Provided material:

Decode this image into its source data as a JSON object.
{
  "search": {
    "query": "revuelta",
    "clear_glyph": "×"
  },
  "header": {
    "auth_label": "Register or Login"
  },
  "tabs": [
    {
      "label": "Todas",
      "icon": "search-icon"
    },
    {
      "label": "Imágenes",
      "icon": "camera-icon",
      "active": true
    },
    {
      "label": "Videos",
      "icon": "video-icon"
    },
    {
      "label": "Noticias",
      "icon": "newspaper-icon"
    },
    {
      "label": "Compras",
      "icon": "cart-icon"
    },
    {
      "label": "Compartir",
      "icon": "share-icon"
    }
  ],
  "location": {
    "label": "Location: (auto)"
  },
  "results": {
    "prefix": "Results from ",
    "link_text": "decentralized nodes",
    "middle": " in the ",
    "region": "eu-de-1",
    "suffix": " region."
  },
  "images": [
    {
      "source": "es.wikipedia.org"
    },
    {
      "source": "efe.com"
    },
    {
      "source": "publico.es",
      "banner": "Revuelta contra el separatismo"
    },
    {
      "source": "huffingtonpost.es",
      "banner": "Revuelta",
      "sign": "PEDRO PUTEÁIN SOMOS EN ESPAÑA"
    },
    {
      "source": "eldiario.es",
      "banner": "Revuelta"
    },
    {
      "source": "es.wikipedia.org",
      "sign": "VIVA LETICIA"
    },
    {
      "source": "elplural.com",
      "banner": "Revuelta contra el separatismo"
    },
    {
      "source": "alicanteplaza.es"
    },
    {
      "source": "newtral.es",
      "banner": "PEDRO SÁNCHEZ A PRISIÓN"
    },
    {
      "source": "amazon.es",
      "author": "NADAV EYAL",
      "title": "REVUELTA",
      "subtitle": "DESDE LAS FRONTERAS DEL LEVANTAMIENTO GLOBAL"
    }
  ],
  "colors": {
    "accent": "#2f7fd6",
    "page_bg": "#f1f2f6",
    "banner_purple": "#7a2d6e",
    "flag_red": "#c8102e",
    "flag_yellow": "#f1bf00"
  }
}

What the task requires:
The entire listing has to be written out again exactly.

Solution below:
Decode this image into its source data as a JSON object.
{
  "search": {
    "query": "revuelta",
    "clear_glyph": "×"
  },
  "header": {
    "auth_label": "Register or Login"
  },
  "tabs": [
    {
      "label": "Todas",
      "icon": "search-icon"
    },
    {
      "label": "Imágenes",
      "icon": "camera-icon",
      "active": true
    },
    {
      "label": "Videos",
      "icon": "video-icon"
    },
    {
      "label": "Noticias",
      "icon": "newspaper-icon"
    },
    {
      "label": "Compras",
      "icon": "cart-icon"
    },
    {
      "label": "Compartir",
      "icon": "share-icon"
    }
  ],
  "location": {
    "label": "Location: (auto)"
  },
  "results": {
    "prefix": "Results from ",
    "link_text": "decentralized nodes",
    "middle": " in the ",
    "region": "eu-de-1",
    "suffix": " region."
  },
  "images": [
    {
      "source": "es.wikipedia.org"
    },
    {
      "source": "efe.com"
    },
    {
      "source": "publico.es",
      "banner": "Revuelta contra el separatismo"
    },
    {
      "source": "huffingtonpost.es",
      "banner": "Revuelta",
      "sign": "PEDRO PUTEÁIN SOMOS EN ESPAÑA"
    },
    {
      "source": "eldiario.es",
      "banner": "Revuelta"
    },
    {
      "source": "es.wikipedia.org",
      "sign": "VIVA LETICIA"
    },
    {
      "source": "elplural.com",
      "banner": "Revuelta contra el separatismo"
    },
    {
      "source": "alicanteplaza.es"
    },
    {
      "source": "newtral.es",
      "banner": "PEDRO SÁNCHEZ A PRISIÓN"
    },
    {
      "source": "amazon.es",
      "author": "NADAV EYAL",
      "title": "REVUELTA",
      "subtitle": "DESDE LAS FRONTERAS DEL LEVANTAMIENTO GLOBAL"
    }
  ],
  "colors": {
    "accent": "#2f7fd6",
    "page_bg": "#f1f2f6",
    "banner_purple": "#7a2d6e",
    "flag_red": "#c8102e",
    "flag_yellow": "#f1bf00"
  }
}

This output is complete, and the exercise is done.